- [Exercise directions] Find all lines in the records that include the word "handle", and copy them out.

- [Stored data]
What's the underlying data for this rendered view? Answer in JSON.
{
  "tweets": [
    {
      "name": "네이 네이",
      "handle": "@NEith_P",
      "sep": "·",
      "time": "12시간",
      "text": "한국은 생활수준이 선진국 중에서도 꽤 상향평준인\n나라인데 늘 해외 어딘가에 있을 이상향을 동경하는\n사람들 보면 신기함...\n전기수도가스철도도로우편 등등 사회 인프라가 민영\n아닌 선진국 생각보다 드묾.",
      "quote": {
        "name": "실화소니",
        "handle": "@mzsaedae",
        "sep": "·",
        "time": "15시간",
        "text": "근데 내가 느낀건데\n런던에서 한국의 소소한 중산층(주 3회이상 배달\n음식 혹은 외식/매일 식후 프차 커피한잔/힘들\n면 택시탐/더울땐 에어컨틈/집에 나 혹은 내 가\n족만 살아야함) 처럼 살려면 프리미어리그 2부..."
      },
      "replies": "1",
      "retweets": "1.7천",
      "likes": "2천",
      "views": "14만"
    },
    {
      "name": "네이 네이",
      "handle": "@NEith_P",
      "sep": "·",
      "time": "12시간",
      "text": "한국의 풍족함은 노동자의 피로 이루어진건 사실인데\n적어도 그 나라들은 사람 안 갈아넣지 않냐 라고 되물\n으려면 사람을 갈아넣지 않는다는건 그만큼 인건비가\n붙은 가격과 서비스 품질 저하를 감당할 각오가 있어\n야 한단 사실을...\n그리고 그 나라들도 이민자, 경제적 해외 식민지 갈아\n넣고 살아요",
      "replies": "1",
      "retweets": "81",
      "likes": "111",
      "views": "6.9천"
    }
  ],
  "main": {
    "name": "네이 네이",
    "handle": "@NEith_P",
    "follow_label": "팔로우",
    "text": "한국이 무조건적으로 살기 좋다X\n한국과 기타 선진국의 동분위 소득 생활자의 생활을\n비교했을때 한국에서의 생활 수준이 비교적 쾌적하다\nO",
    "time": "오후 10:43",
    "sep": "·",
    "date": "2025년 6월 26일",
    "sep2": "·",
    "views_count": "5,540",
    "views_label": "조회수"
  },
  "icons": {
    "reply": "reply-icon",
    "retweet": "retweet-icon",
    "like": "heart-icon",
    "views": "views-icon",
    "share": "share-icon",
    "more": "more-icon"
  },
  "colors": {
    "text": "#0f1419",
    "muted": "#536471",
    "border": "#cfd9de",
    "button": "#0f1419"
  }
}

- [Task answer]
      "handle": "@NEith_P",
        "handle": "@mzsaedae",
      "handle": "@NEith_P",
    "handle": "@NEith_P",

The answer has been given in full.